§ **RECORD SET**
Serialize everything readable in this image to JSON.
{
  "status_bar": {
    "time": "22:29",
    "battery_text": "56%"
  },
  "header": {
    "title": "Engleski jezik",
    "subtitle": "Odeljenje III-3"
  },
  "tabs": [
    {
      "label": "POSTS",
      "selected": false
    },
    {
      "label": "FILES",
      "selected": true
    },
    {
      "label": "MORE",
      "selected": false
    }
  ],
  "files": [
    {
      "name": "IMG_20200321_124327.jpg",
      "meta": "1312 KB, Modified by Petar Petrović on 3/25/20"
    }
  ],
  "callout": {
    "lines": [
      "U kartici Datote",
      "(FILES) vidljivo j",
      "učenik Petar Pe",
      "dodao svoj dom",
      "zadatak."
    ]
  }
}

§ **SET EXERCISE**
Quote the listing in full, please, keeping every line exact.

§ **CORRECT OUTPUT**
Serialize everything readable in this image to JSON.
{
  "status_bar": {
    "time": "22:29",
    "battery_text": "56%"
  },
  "header": {
    "title": "Engleski jezik",
    "subtitle": "Odeljenje III-3"
  },
  "tabs": [
    {
      "label": "POSTS",
      "selected": false
    },
    {
      "label": "FILES",
      "selected": true
    },
    {
      "label": "MORE",
      "selected": false
    }
  ],
  "files": [
    {
      "name": "IMG_20200321_124327.jpg",
      "meta": "1312 KB, Modified by Petar Petrović on 3/25/20"
    }
  ],
  "callout": {
    "lines": [
      "U kartici Datote",
      "(FILES) vidljivo j",
      "učenik Petar Pe",
      "dodao svoj dom",
      "zadatak."
    ]
  }
}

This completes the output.